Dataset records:
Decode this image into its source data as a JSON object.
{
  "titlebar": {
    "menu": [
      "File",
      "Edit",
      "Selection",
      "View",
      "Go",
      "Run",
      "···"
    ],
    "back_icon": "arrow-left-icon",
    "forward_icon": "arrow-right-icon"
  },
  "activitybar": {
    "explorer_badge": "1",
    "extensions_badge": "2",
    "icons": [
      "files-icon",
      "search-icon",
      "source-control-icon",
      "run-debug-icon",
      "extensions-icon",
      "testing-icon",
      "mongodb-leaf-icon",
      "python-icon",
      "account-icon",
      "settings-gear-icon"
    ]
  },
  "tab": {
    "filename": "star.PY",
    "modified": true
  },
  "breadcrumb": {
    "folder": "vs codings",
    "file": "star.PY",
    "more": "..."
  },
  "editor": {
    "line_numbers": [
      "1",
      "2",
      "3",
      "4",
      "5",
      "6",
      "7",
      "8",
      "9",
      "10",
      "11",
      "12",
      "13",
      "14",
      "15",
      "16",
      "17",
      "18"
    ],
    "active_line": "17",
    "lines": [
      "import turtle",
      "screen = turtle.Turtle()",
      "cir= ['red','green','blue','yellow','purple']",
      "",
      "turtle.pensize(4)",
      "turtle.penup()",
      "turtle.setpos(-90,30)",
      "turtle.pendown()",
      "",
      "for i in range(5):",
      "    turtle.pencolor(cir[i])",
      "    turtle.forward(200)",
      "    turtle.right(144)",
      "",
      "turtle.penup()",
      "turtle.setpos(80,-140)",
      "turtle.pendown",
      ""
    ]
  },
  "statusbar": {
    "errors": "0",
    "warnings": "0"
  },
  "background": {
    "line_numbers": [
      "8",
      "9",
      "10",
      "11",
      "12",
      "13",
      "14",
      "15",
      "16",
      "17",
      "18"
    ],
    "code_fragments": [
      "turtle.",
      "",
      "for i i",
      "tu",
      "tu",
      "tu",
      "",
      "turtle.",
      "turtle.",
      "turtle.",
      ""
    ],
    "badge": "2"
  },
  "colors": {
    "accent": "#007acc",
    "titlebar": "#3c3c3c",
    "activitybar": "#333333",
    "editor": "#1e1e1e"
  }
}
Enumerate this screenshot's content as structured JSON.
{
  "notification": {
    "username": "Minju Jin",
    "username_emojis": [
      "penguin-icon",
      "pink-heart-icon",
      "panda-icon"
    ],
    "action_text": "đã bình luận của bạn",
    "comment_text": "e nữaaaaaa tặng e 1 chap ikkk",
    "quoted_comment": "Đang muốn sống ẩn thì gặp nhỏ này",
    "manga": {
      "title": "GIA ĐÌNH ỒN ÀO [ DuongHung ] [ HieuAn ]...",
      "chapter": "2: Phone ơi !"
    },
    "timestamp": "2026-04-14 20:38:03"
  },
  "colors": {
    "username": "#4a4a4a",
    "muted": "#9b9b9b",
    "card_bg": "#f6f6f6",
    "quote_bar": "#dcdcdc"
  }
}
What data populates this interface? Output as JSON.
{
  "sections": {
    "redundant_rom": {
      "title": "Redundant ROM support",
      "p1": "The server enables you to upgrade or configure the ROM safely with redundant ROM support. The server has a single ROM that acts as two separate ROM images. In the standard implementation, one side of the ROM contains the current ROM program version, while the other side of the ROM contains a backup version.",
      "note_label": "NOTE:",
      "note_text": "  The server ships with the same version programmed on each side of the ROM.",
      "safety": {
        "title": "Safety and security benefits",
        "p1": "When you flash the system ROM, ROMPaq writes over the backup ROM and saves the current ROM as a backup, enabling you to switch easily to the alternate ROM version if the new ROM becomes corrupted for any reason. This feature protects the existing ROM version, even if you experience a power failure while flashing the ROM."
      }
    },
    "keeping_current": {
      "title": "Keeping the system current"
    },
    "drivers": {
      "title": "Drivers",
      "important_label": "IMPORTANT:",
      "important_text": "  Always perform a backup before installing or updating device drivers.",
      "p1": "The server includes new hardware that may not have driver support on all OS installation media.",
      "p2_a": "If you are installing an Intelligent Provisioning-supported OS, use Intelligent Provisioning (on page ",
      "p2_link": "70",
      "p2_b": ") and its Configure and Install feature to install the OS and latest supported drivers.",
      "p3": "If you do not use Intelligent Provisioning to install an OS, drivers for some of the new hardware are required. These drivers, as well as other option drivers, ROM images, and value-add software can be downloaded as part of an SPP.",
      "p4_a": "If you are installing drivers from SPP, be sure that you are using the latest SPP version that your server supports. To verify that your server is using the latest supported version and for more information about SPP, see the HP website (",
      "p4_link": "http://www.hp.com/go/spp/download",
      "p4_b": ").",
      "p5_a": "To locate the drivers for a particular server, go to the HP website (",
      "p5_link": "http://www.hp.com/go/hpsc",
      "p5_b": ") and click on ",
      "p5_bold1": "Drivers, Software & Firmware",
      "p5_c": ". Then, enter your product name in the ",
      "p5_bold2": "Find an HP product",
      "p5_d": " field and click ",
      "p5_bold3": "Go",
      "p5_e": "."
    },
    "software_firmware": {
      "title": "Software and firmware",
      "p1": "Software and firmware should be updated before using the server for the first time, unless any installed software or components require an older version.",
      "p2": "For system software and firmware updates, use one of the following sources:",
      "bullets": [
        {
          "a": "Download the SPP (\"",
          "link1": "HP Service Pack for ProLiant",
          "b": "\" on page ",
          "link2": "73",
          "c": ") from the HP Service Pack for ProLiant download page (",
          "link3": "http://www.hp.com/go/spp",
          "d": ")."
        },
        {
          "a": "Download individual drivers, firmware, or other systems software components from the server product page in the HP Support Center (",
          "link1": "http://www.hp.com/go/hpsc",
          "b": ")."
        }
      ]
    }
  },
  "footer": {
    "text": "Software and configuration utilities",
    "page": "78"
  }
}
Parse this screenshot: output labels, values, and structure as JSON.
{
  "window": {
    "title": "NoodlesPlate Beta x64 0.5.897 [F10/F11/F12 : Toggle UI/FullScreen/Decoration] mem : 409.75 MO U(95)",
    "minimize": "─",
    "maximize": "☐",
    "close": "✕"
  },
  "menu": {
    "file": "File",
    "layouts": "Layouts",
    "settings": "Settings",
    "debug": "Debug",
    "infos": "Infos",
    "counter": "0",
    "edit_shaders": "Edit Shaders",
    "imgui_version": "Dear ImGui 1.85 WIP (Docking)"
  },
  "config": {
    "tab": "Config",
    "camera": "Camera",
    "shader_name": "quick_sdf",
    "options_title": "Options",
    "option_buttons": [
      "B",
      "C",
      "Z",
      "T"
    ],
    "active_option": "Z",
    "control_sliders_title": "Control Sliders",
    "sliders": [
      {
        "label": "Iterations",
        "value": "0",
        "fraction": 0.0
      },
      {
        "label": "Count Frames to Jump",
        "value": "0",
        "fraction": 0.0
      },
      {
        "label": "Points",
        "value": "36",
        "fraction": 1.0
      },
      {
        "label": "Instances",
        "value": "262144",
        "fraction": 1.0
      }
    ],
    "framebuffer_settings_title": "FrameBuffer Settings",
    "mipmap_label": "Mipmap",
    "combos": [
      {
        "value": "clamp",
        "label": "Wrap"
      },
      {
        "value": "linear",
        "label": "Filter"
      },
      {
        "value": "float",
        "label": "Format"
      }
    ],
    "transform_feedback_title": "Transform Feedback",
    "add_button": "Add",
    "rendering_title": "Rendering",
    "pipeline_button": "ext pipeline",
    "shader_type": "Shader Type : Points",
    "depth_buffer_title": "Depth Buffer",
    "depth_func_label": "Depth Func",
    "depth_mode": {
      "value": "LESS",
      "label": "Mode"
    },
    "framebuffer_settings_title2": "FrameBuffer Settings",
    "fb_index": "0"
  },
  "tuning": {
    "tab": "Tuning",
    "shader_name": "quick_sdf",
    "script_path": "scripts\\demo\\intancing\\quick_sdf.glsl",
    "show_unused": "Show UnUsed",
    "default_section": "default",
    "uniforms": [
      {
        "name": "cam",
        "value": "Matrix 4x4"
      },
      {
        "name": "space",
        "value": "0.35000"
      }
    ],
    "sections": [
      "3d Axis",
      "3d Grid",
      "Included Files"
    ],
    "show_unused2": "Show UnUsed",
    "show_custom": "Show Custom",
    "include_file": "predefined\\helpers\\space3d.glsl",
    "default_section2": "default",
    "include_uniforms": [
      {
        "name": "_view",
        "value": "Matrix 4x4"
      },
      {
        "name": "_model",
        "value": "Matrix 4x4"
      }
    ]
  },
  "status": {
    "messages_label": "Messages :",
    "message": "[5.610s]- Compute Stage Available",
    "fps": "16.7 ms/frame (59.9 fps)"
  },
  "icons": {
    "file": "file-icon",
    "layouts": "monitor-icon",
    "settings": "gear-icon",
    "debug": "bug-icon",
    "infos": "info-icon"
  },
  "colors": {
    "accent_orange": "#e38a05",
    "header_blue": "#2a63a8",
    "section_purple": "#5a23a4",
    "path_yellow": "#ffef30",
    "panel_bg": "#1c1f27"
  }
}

EXERCISE REQUIREMENTS - From the data above, copy each line where the string "JSON" appears.

WORKED SOLUTION -
Decode this image into its source data as a JSON object.
Enumerate this screenshot's content as structured JSON.
What data populates this interface? Output as JSON.
Parse this screenshot: output labels, values, and structure as JSON.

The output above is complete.